## WHAT IS NEEDED
Your task is to repeat the entries word for word while leaving out the pictures.
### AVAILABLE DATA ###
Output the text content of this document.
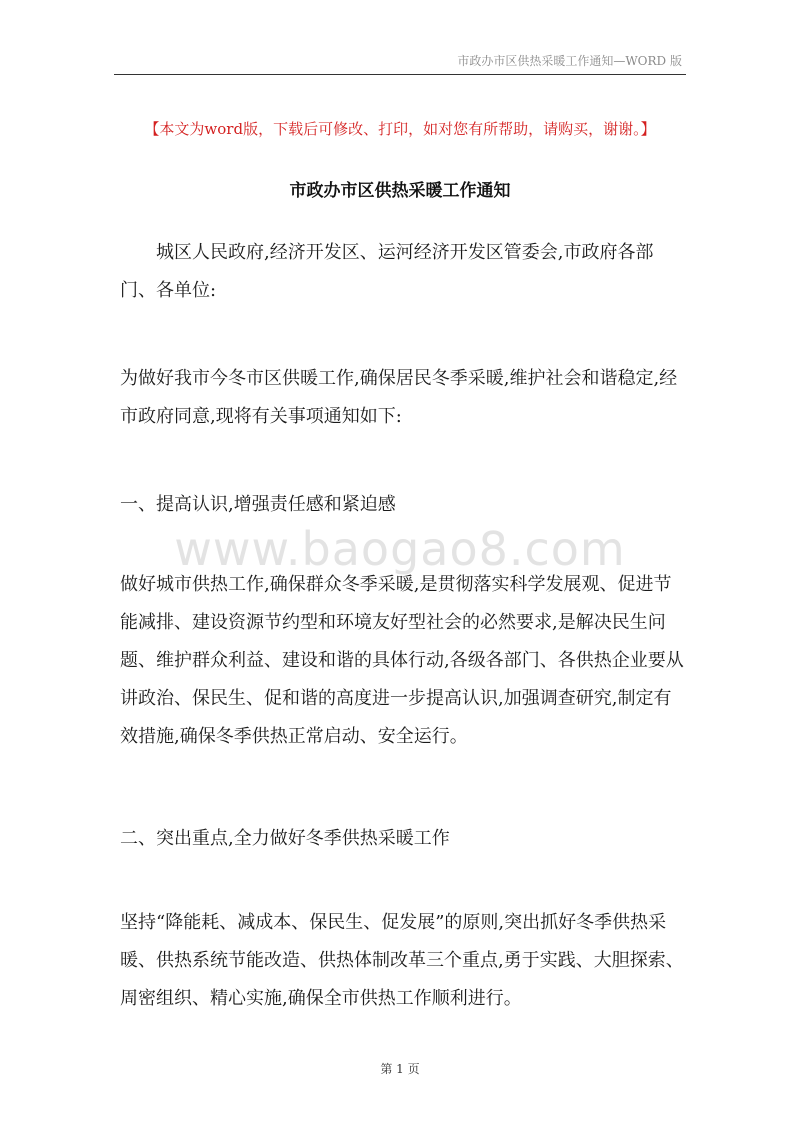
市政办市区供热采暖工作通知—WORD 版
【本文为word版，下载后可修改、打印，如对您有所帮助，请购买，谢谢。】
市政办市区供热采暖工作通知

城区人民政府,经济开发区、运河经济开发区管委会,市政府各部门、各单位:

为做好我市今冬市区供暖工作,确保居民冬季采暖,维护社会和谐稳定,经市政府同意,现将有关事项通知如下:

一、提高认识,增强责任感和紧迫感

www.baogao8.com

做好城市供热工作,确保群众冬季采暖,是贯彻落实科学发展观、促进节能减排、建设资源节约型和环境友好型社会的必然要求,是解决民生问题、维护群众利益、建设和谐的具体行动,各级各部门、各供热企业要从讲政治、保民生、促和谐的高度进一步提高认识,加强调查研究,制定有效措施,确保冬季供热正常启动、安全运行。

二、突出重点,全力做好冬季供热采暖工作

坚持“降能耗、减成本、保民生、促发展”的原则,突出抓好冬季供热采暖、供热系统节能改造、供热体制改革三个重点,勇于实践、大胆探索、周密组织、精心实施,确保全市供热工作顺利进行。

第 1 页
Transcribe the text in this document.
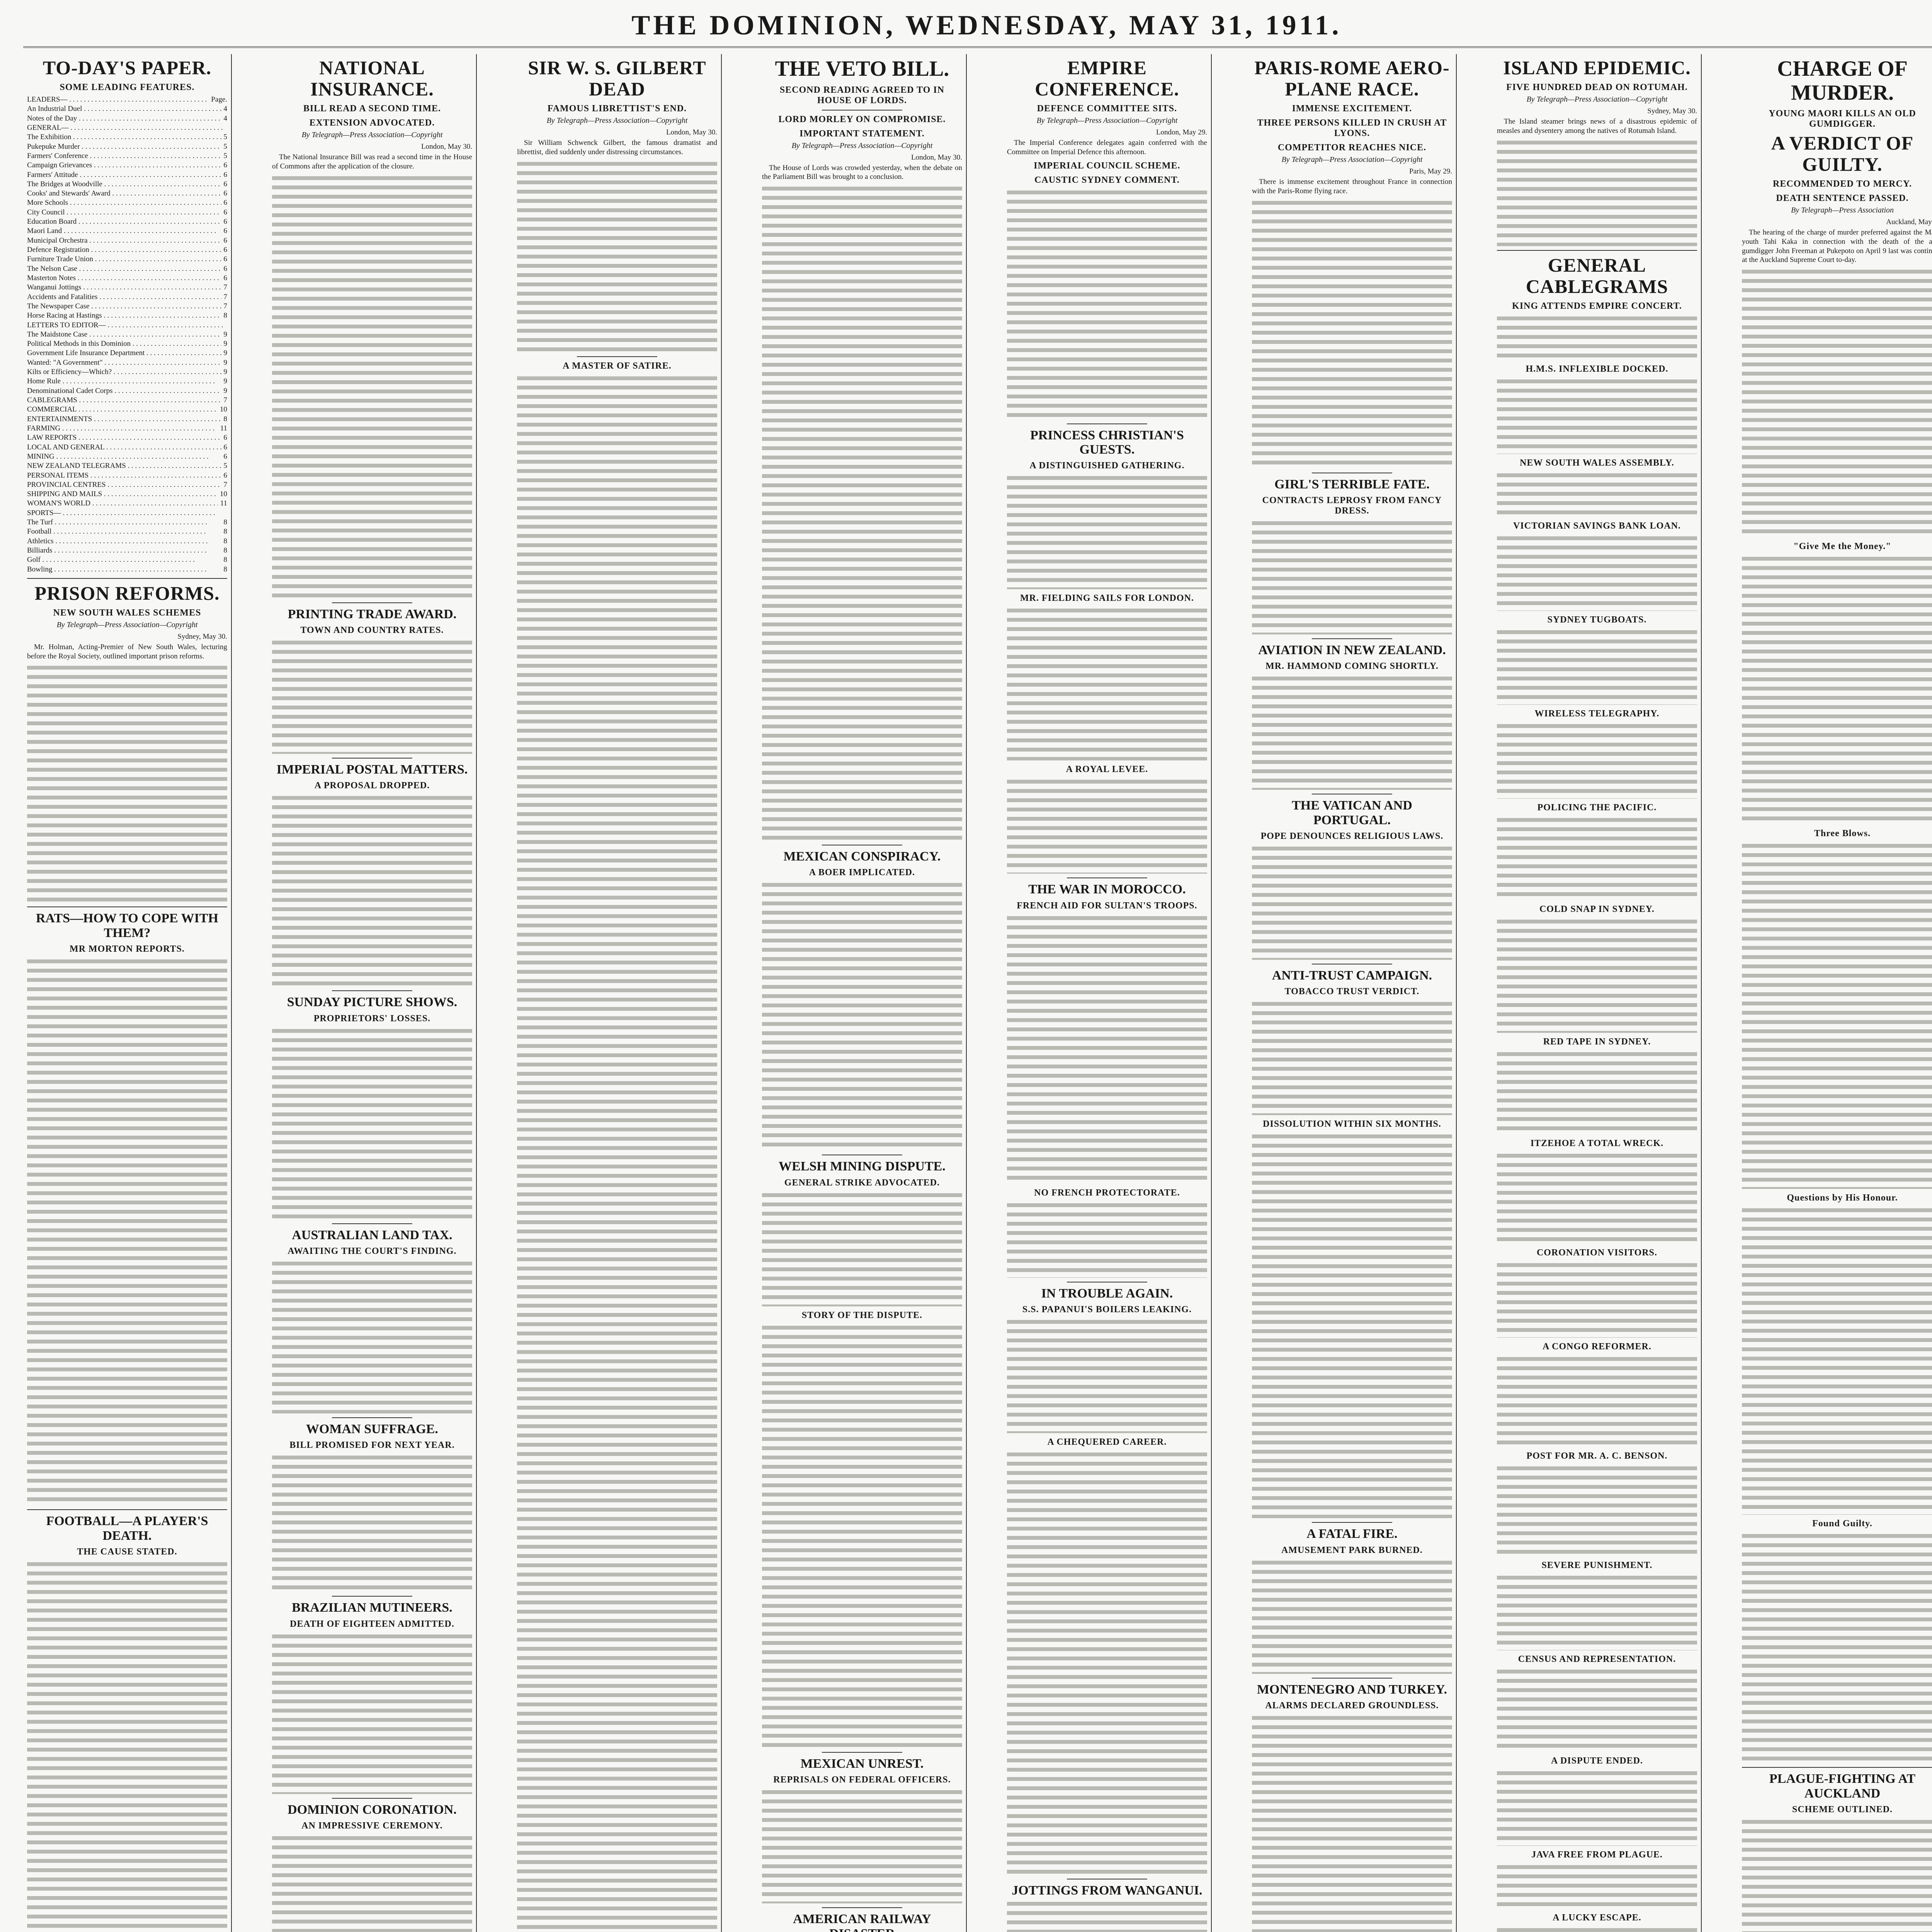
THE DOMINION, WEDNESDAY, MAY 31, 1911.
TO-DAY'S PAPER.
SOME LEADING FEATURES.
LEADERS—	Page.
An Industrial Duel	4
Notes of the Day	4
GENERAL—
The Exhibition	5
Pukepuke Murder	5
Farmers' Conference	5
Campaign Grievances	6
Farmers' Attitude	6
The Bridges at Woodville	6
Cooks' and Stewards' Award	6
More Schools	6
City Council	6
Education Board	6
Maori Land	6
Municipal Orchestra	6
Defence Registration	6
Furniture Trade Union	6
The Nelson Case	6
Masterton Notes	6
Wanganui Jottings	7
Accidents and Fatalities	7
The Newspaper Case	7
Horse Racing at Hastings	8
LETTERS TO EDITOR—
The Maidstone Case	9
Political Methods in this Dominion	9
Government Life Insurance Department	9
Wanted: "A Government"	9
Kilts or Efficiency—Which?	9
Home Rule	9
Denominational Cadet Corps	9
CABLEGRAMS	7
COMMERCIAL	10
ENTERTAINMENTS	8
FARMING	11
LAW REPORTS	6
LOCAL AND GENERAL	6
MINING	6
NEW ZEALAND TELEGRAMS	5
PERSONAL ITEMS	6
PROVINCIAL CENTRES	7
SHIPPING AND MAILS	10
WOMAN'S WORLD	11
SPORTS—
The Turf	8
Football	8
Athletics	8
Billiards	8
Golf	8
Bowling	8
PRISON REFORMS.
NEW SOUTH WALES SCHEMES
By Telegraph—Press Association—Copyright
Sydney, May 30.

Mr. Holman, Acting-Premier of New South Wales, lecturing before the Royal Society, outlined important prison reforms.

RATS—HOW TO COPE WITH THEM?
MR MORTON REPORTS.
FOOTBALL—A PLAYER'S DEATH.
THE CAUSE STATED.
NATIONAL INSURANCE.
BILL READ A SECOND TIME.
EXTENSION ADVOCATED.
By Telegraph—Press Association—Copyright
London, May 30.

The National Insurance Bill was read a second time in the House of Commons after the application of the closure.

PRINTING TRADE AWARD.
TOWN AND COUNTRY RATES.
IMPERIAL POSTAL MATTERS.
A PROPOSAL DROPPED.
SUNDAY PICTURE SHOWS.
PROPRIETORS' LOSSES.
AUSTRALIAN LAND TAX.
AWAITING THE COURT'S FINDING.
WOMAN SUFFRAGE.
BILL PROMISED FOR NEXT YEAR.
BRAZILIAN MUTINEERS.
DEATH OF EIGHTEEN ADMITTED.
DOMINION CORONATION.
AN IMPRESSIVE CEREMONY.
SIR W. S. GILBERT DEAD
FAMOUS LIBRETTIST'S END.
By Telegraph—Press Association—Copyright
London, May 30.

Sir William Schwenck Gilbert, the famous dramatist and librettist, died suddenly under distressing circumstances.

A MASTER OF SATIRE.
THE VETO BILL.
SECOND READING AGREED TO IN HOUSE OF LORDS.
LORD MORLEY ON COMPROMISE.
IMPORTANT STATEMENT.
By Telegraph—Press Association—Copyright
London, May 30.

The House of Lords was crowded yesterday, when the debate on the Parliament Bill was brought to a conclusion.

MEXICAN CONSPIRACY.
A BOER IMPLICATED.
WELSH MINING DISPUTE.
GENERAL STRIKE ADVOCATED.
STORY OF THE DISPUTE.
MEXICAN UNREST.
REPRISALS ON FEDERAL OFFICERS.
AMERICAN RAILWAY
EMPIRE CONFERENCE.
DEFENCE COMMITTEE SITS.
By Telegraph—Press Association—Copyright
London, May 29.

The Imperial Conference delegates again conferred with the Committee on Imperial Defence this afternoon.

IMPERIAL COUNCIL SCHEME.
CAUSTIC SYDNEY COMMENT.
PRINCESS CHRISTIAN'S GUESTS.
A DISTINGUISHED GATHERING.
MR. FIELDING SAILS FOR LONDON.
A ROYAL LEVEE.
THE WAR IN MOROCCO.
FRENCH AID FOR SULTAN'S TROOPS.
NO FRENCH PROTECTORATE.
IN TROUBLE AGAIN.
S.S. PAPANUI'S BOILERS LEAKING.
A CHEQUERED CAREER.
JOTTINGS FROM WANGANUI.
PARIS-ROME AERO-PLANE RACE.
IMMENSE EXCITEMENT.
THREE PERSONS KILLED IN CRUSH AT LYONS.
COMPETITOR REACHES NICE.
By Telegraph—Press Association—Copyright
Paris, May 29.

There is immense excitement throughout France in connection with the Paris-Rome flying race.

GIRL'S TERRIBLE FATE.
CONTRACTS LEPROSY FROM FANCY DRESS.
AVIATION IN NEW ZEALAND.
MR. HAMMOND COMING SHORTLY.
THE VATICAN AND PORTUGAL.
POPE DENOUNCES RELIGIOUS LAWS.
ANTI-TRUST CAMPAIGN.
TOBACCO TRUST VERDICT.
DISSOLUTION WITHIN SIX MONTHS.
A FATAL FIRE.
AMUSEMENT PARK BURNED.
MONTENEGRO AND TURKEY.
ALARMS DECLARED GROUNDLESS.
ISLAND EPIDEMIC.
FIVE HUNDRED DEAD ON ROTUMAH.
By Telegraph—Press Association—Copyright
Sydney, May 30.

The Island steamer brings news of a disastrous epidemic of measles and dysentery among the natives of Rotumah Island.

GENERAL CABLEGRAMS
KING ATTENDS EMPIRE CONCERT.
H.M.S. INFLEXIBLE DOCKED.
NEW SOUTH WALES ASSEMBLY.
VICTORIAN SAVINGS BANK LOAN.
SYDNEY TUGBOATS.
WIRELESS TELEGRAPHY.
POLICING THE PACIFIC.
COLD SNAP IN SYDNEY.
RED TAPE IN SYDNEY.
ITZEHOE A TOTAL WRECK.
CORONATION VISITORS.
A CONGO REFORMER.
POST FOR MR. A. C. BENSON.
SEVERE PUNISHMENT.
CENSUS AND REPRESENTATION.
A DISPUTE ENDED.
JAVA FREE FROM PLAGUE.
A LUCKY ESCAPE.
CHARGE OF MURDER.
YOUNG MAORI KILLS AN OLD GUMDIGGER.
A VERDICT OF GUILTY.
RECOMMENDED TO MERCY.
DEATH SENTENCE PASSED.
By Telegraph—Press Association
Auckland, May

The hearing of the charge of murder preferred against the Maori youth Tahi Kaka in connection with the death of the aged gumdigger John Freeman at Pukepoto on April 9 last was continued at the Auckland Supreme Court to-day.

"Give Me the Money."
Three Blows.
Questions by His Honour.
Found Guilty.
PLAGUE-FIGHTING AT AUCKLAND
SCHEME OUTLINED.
###
## WRITTEN SOLUTION
Output the text content of this document.
市政办市区供热采暖工作通知—WORD 版
【本文为word版，下载后可修改、打印，如对您有所帮助，请购买，谢谢。】
市政办市区供热采暖工作通知

城区人民政府,经济开发区、运河经济开发区管委会,市政府各部门、各单位:

为做好我市今冬市区供暖工作,确保居民冬季采暖,维护社会和谐稳定,经市政府同意,现将有关事项通知如下:

一、提高认识,增强责任感和紧迫感

www.baogao8.com

做好城市供热工作,确保群众冬季采暖,是贯彻落实科学发展观、促进节能减排、建设资源节约型和环境友好型社会的必然要求,是解决民生问题、维护群众利益、建设和谐的具体行动,各级各部门、各供热企业要从讲政治、保民生、促和谐的高度进一步提高认识,加强调查研究,制定有效措施,确保冬季供热正常启动、安全运行。

二、突出重点,全力做好冬季供热采暖工作

坚持“降能耗、减成本、保民生、促发展”的原则,突出抓好冬季供热采暖、供热系统节能改造、供热体制改革三个重点,勇于实践、大胆探索、周密组织、精心实施,确保全市供热工作顺利进行。

第 1 页
Transcribe the text in this document.
THE DOMINION, WEDNESDAY, MAY 31, 1911.
TO-DAY'S PAPER.
SOME LEADING FEATURES.
LEADERS—	Page.
An Industrial Duel	4
Notes of the Day	4
GENERAL—
The Exhibition	5
Pukepuke Murder	5
Farmers' Conference	5
Campaign Grievances	6
Farmers' Attitude	6
The Bridges at Woodville	6
Cooks' and Stewards' Award	6
More Schools	6
City Council	6
Education Board	6
Maori Land	6
Municipal Orchestra	6
Defence Registration	6
Furniture Trade Union	6
The Nelson Case	6
Masterton Notes	6
Wanganui Jottings	7
Accidents and Fatalities	7
The Newspaper Case	7
Horse Racing at Hastings	8
LETTERS TO EDITOR—
The Maidstone Case	9
Political Methods in this Dominion	9
Government Life Insurance Department	9
Wanted: "A Government"	9
Kilts or Efficiency—Which?	9
Home Rule	9
Denominational Cadet Corps	9
CABLEGRAMS	7
COMMERCIAL	10
ENTERTAINMENTS	8
FARMING	11
LAW REPORTS	6
LOCAL AND GENERAL	6
MINING	6
NEW ZEALAND TELEGRAMS	5
PERSONAL ITEMS	6
PROVINCIAL CENTRES	7
SHIPPING AND MAILS	10
WOMAN'S WORLD	11
SPORTS—
The Turf	8
Football	8
Athletics	8
Billiards	8
Golf	8
Bowling	8
PRISON REFORMS.
NEW SOUTH WALES SCHEMES
By Telegraph—Press Association—Copyright
Sydney, May 30.

Mr. Holman, Acting-Premier of New South Wales, lecturing before the Royal Society, outlined important prison reforms.

RATS—HOW TO COPE WITH THEM?
MR MORTON REPORTS.
FOOTBALL—A PLAYER'S DEATH.
THE CAUSE STATED.
NATIONAL INSURANCE.
BILL READ A SECOND TIME.
EXTENSION ADVOCATED.
By Telegraph—Press Association—Copyright
London, May 30.

The National Insurance Bill was read a second time in the House of Commons after the application of the closure.

PRINTING TRADE AWARD.
TOWN AND COUNTRY RATES.
IMPERIAL POSTAL MATTERS.
A PROPOSAL DROPPED.
SUNDAY PICTURE SHOWS.
PROPRIETORS' LOSSES.
AUSTRALIAN LAND TAX.
AWAITING THE COURT'S FINDING.
WOMAN SUFFRAGE.
BILL PROMISED FOR NEXT YEAR.
BRAZILIAN MUTINEERS.
DEATH OF EIGHTEEN ADMITTED.
DOMINION CORONATION.
AN IMPRESSIVE CEREMONY.
SIR W. S. GILBERT DEAD
FAMOUS LIBRETTIST'S END.
By Telegraph—Press Association—Copyright
London, May 30.

Sir William Schwenck Gilbert, the famous dramatist and librettist, died suddenly under distressing circumstances.

A MASTER OF SATIRE.
THE VETO BILL.
SECOND READING AGREED TO IN HOUSE OF LORDS.
LORD MORLEY ON COMPROMISE.
IMPORTANT STATEMENT.
By Telegraph—Press Association—Copyright
London, May 30.

The House of Lords was crowded yesterday, when the debate on the Parliament Bill was brought to a conclusion.

MEXICAN CONSPIRACY.
A BOER IMPLICATED.
WELSH MINING DISPUTE.
GENERAL STRIKE ADVOCATED.
STORY OF THE DISPUTE.
MEXICAN UNREST.
REPRISALS ON FEDERAL OFFICERS.
AMERICAN RAILWAY
EMPIRE CONFERENCE.
DEFENCE COMMITTEE SITS.
By Telegraph—Press Association—Copyright
London, May 29.

The Imperial Conference delegates again conferred with the Committee on Imperial Defence this afternoon.

IMPERIAL COUNCIL SCHEME.
CAUSTIC SYDNEY COMMENT.
PRINCESS CHRISTIAN'S GUESTS.
A DISTINGUISHED GATHERING.
MR. FIELDING SAILS FOR LONDON.
A ROYAL LEVEE.
THE WAR IN MOROCCO.
FRENCH AID FOR SULTAN'S TROOPS.
NO FRENCH PROTECTORATE.
IN TROUBLE AGAIN.
S.S. PAPANUI'S BOILERS LEAKING.
A CHEQUERED CAREER.
JOTTINGS FROM WANGANUI.
PARIS-ROME AERO-PLANE RACE.
IMMENSE EXCITEMENT.
THREE PERSONS KILLED IN CRUSH AT LYONS.
COMPETITOR REACHES NICE.
By Telegraph—Press Association—Copyright
Paris, May 29.

There is immense excitement throughout France in connection with the Paris-Rome flying race.

GIRL'S TERRIBLE FATE.
CONTRACTS LEPROSY FROM FANCY DRESS.
AVIATION IN NEW ZEALAND.
MR. HAMMOND COMING SHORTLY.
THE VATICAN AND PORTUGAL.
POPE DENOUNCES RELIGIOUS LAWS.
ANTI-TRUST CAMPAIGN.
TOBACCO TRUST VERDICT.
DISSOLUTION WITHIN SIX MONTHS.
A FATAL FIRE.
AMUSEMENT PARK BURNED.
MONTENEGRO AND TURKEY.
ALARMS DECLARED GROUNDLESS.
ISLAND EPIDEMIC.
FIVE HUNDRED DEAD ON ROTUMAH.
By Telegraph—Press Association—Copyright
Sydney, May 30.

The Island steamer brings news of a disastrous epidemic of measles and dysentery among the natives of Rotumah Island.

GENERAL CABLEGRAMS
KING ATTENDS EMPIRE CONCERT.
H.M.S. INFLEXIBLE DOCKED.
NEW SOUTH WALES ASSEMBLY.
VICTORIAN SAVINGS BANK LOAN.
SYDNEY TUGBOATS.
WIRELESS TELEGRAPHY.
POLICING THE PACIFIC.
COLD SNAP IN SYDNEY.
RED TAPE IN SYDNEY.
ITZEHOE A TOTAL WRECK.
CORONATION VISITORS.
A CONGO REFORMER.
POST FOR MR. A. C. BENSON.
SEVERE PUNISHMENT.
CENSUS AND REPRESENTATION.
A DISPUTE ENDED.
JAVA FREE FROM PLAGUE.
A LUCKY ESCAPE.
CHARGE OF MURDER.
YOUNG MAORI KILLS AN OLD GUMDIGGER.
A VERDICT OF GUILTY.
RECOMMENDED TO MERCY.
DEATH SENTENCE PASSED.
By Telegraph—Press Association
Auckland, May

The hearing of the charge of murder preferred against the Maori youth Tahi Kaka in connection with the death of the aged gumdigger John Freeman at Pukepoto on April 9 last was continued at the Auckland Supreme Court to-day.

"Give Me the Money."
Three Blows.
Questions by His Honour.
Found Guilty.
PLAGUE-FIGHTING AT AUCKLAND
SCHEME OUTLINED.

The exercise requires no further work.